Write out all of the data exactly as it appears.

* START Input *

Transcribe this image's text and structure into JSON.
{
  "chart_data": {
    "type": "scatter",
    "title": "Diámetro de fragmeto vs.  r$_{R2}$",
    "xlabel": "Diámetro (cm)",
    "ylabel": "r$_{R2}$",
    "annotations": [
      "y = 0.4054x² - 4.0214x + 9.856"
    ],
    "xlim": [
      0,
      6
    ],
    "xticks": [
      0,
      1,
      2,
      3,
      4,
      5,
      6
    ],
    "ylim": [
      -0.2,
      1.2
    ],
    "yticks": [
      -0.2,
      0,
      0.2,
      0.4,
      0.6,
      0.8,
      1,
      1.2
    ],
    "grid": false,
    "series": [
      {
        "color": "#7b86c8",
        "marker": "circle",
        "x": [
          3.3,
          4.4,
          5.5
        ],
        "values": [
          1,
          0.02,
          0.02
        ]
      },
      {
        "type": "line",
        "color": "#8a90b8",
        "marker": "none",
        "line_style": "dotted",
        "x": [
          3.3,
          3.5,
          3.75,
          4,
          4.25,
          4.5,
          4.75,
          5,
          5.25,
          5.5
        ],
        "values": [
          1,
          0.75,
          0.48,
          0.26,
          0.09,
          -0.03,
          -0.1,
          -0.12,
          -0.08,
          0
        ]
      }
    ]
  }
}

* END Input *

__Solution below__:
Transcribe this image's text and structure into JSON.
{
  "chart_data": {
    "type": "scatter",
    "title": "Diámetro de fragmeto vs.  r$_{R2}$",
    "xlabel": "Diámetro (cm)",
    "ylabel": "r$_{R2}$",
    "annotations": [
      "y = 0.4054x² - 4.0214x + 9.856"
    ],
    "xlim": [
      0,
      6
    ],
    "xticks": [
      0,
      1,
      2,
      3,
      4,
      5,
      6
    ],
    "ylim": [
      -0.2,
      1.2
    ],
    "yticks": [
      -0.2,
      0,
      0.2,
      0.4,
      0.6,
      0.8,
      1,
      1.2
    ],
    "grid": false,
    "series": [
      {
        "color": "#7b86c8",
        "marker": "circle",
        "x": [
          3.3,
          4.4,
          5.5
        ],
        "values": [
          1,
          0.02,
          0.02
        ]
      },
      {
        "type": "line",
        "color": "#8a90b8",
        "marker": "none",
        "line_style": "dotted",
        "x": [
          3.3,
          3.5,
          3.75,
          4,
          4.25,
          4.5,
          4.75,
          5,
          5.25,
          5.5
        ],
        "values": [
          1,
          0.75,
          0.48,
          0.26,
          0.09,
          -0.03,
          -0.1,
          -0.12,
          -0.08,
          0
        ]
      }
    ]
  }
}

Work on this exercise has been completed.